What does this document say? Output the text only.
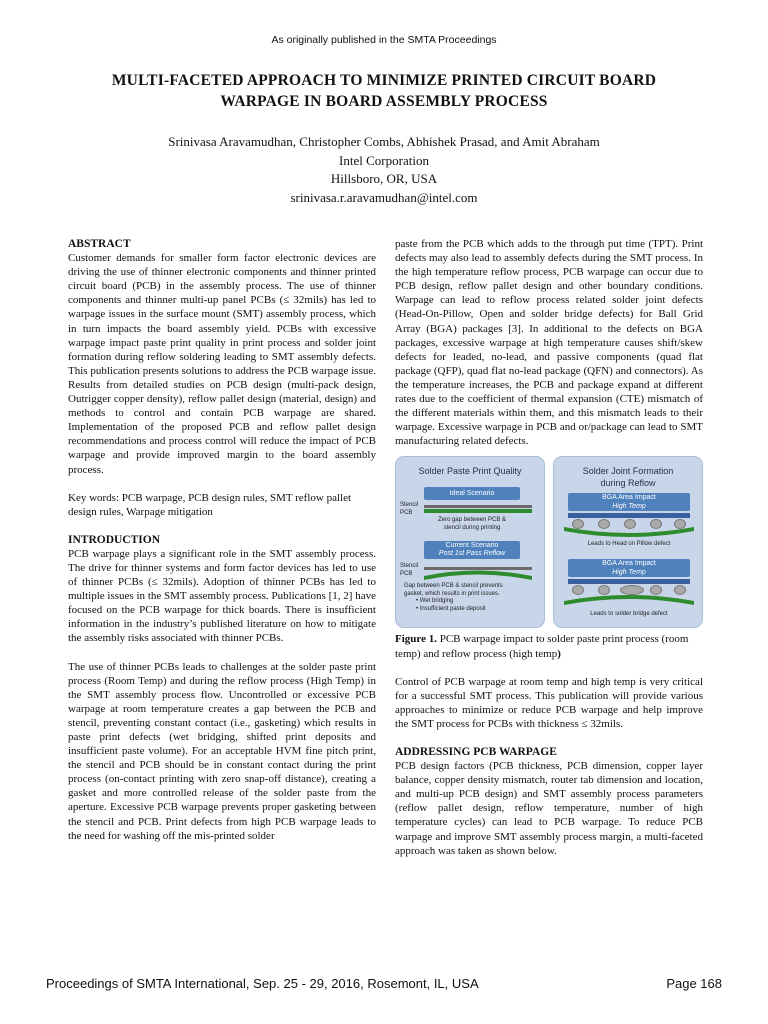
As originally published in the SMTA Proceedings
MULTI-FACETED APPROACH TO MINIMIZE PRINTED CIRCUIT BOARD
WARPAGE IN BOARD ASSEMBLY PROCESS
Srinivasa Aravamudhan, Christopher Combs, Abhishek Prasad, and Amit Abraham
Intel Corporation
Hillsboro, OR, USA
srinivasa.r.aravamudhan@intel.com

ABSTRACT

Customer demands for smaller form factor electronic devices are driving the use of thinner electronic components and thinner printed circuit board (PCB) in the assembly process. The use of thinner components and thinner multi-up panel PCBs (≤ 32mils) has led to warpage issues in the surface mount (SMT) assembly process, which in turn impacts the board assembly yield. PCBs with excessive warpage impact paste print quality in print process and solder joint formation during reflow soldering leading to SMT assembly defects. This publication presents solutions to address the PCB warpage issue. Results from detailed studies on PCB design (multi-pack design, Outrigger copper density), reflow pallet design (material, design) and methods to control and contain PCB warpage are shared. Implementation of the proposed PCB and reflow pallet design recommendations and process control will reduce the impact of PCB warpage and provide improved margin to the board assembly process.

Key words: PCB warpage, PCB design rules, SMT reflow pallet design rules, Warpage mitigation

INTRODUCTION

PCB warpage plays a significant role in the SMT assembly process. The drive for thinner systems and form factor devices has led to use of thinner PCBs (≤ 32mils). Adoption of thinner PCBs has led to multiple issues in the SMT assembly process. Publications [1, 2] have focused on the PCB warpage for thick boards. There is insufficient information in the industry’s published literature on how to mitigate the assembly risks associated with thinner PCBs.

The use of thinner PCBs leads to challenges at the solder paste print process (Room Temp) and during the reflow process (High Temp) in the SMT assembly process flow. Uncontrolled or excessive PCB warpage at room temperature creates a gap between the PCB and stencil, preventing constant contact (i.e., gasketing) which results in paste print defects (wet bridging, shifted print deposits and insufficient paste volume). For an acceptable HVM fine pitch print, the stencil and PCB should be in constant contact during the print process (on-contact printing with zero snap-off distance), creating a gasket and more controlled release of the solder paste from the aperture. Excessive PCB warpage prevents proper gasketing between the stencil and PCB. Print defects from high PCB warpage leads to the need for washing off the mis-printed solder

paste from the PCB which adds to the through put time (TPT). Print defects may also lead to assembly defects during the SMT process. In the high temperature reflow process, PCB warpage can occur due to PCB design, reflow pallet design and other boundary conditions. Warpage can lead to reflow process related solder joint defects (Head-On-Pillow, Open and solder bridge defects) for Ball Grid Array (BGA) packages [3]. In additional to the defects on BGA packages, excessive warpage at high temperature causes shift/skew defects for leaded, no-lead, and passive components (quad flat package (QFP), quad flat no-lead package (QFN) and connectors). As the temperature increases, the PCB and package expand at different rates due to the coefficient of thermal expansion (CTE) mismatch of the different materials within them, and this mismatch leads to their warpage. Excessive warpage in PCB and or/package can lead to SMT manufacturing related defects.

Solder Paste Print Quality
Ideal Scenario
Stencil
PCB
Zero gap between PCB &
stencil during printing
Current Scenario
Post 1st Pass Reflow
Stencil
PCB
Gap between PCB & stencil prevents
gasket, which results in print issues.
• Wet bridging
• Insufficient paste deposit
Solder Joint Formation
during Reflow
BGA Area Impact
High Temp
Leads to Head on Pillow defect
BGA Area Impact
High Temp
Leads to solder bridge defect

Figure 1. PCB warpage impact to solder paste print process (room temp) and reflow process (high temp)

Control of PCB warpage at room temp and high temp is very critical for a successful SMT process. This publication will provide various approaches to minimize or reduce PCB warpage and help improve the SMT process for PCBs with thickness ≤ 32mils.

ADDRESSING PCB WARPAGE

PCB design factors (PCB thickness, PCB dimension, copper layer balance, copper density mismatch, router tab dimension and location, and multi-up PCB design) and SMT assembly process parameters (reflow pallet design, reflow temperature, number of high temperature cycles) can lead to PCB warpage. To reduce PCB warpage and improve SMT assembly process margin, a multi-faceted approach was taken as shown below.

Proceedings of SMTA International, Sep. 25 - 29, 2016, Rosemont, IL, USA	Page 168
-------------------------
# Instruction
Without the pictures, print the whole listing exactly as given.

# In response
What does this document say? Output the text only.
As originally published in the SMTA Proceedings
MULTI-FACETED APPROACH TO MINIMIZE PRINTED CIRCUIT BOARD
WARPAGE IN BOARD ASSEMBLY PROCESS
Srinivasa Aravamudhan, Christopher Combs, Abhishek Prasad, and Amit Abraham
Intel Corporation
Hillsboro, OR, USA
srinivasa.r.aravamudhan@intel.com

ABSTRACT

Customer demands for smaller form factor electronic devices are driving the use of thinner electronic components and thinner printed circuit board (PCB) in the assembly process. The use of thinner components and thinner multi-up panel PCBs (≤ 32mils) has led to warpage issues in the surface mount (SMT) assembly process, which in turn impacts the board assembly yield. PCBs with excessive warpage impact paste print quality in print process and solder joint formation during reflow soldering leading to SMT assembly defects. This publication presents solutions to address the PCB warpage issue. Results from detailed studies on PCB design (multi-pack design, Outrigger copper density), reflow pallet design (material, design) and methods to control and contain PCB warpage are shared. Implementation of the proposed PCB and reflow pallet design recommendations and process control will reduce the impact of PCB warpage and provide improved margin to the board assembly process.

Key words: PCB warpage, PCB design rules, SMT reflow pallet design rules, Warpage mitigation

INTRODUCTION

PCB warpage plays a significant role in the SMT assembly process. The drive for thinner systems and form factor devices has led to use of thinner PCBs (≤ 32mils). Adoption of thinner PCBs has led to multiple issues in the SMT assembly process. Publications [1, 2] have focused on the PCB warpage for thick boards. There is insufficient information in the industry’s published literature on how to mitigate the assembly risks associated with thinner PCBs.

The use of thinner PCBs leads to challenges at the solder paste print process (Room Temp) and during the reflow process (High Temp) in the SMT assembly process flow. Uncontrolled or excessive PCB warpage at room temperature creates a gap between the PCB and stencil, preventing constant contact (i.e., gasketing) which results in paste print defects (wet bridging, shifted print deposits and insufficient paste volume). For an acceptable HVM fine pitch print, the stencil and PCB should be in constant contact during the print process (on-contact printing with zero snap-off distance), creating a gasket and more controlled release of the solder paste from the aperture. Excessive PCB warpage prevents proper gasketing between the stencil and PCB. Print defects from high PCB warpage leads to the need for washing off the mis-printed solder

paste from the PCB which adds to the through put time (TPT). Print defects may also lead to assembly defects during the SMT process. In the high temperature reflow process, PCB warpage can occur due to PCB design, reflow pallet design and other boundary conditions. Warpage can lead to reflow process related solder joint defects (Head-On-Pillow, Open and solder bridge defects) for Ball Grid Array (BGA) packages [3]. In additional to the defects on BGA packages, excessive warpage at high temperature causes shift/skew defects for leaded, no-lead, and passive components (quad flat package (QFP), quad flat no-lead package (QFN) and connectors). As the temperature increases, the PCB and package expand at different rates due to the coefficient of thermal expansion (CTE) mismatch of the different materials within them, and this mismatch leads to their warpage. Excessive warpage in PCB and or/package can lead to SMT manufacturing related defects.

Solder Paste Print Quality
Ideal Scenario
Stencil
PCB
Zero gap between PCB &
stencil during printing
Current Scenario
Post 1st Pass Reflow
Stencil
PCB
Gap between PCB & stencil prevents
gasket, which results in print issues.
• Wet bridging
• Insufficient paste deposit
Solder Joint Formation
during Reflow
BGA Area Impact
High Temp
Leads to Head on Pillow defect
BGA Area Impact
High Temp
Leads to solder bridge defect

Figure 1. PCB warpage impact to solder paste print process (room temp) and reflow process (high temp)

Control of PCB warpage at room temp and high temp is very critical for a successful SMT process. This publication will provide various approaches to minimize or reduce PCB warpage and help improve the SMT process for PCBs with thickness ≤ 32mils.

ADDRESSING PCB WARPAGE

PCB design factors (PCB thickness, PCB dimension, copper layer balance, copper density mismatch, router tab dimension and location, and multi-up PCB design) and SMT assembly process parameters (reflow pallet design, reflow temperature, number of high temperature cycles) can lead to PCB warpage. To reduce PCB warpage and improve SMT assembly process margin, a multi-faceted approach was taken as shown below.

Proceedings of SMTA International, Sep. 25 - 29, 2016, Rosemont, IL, USA	Page 168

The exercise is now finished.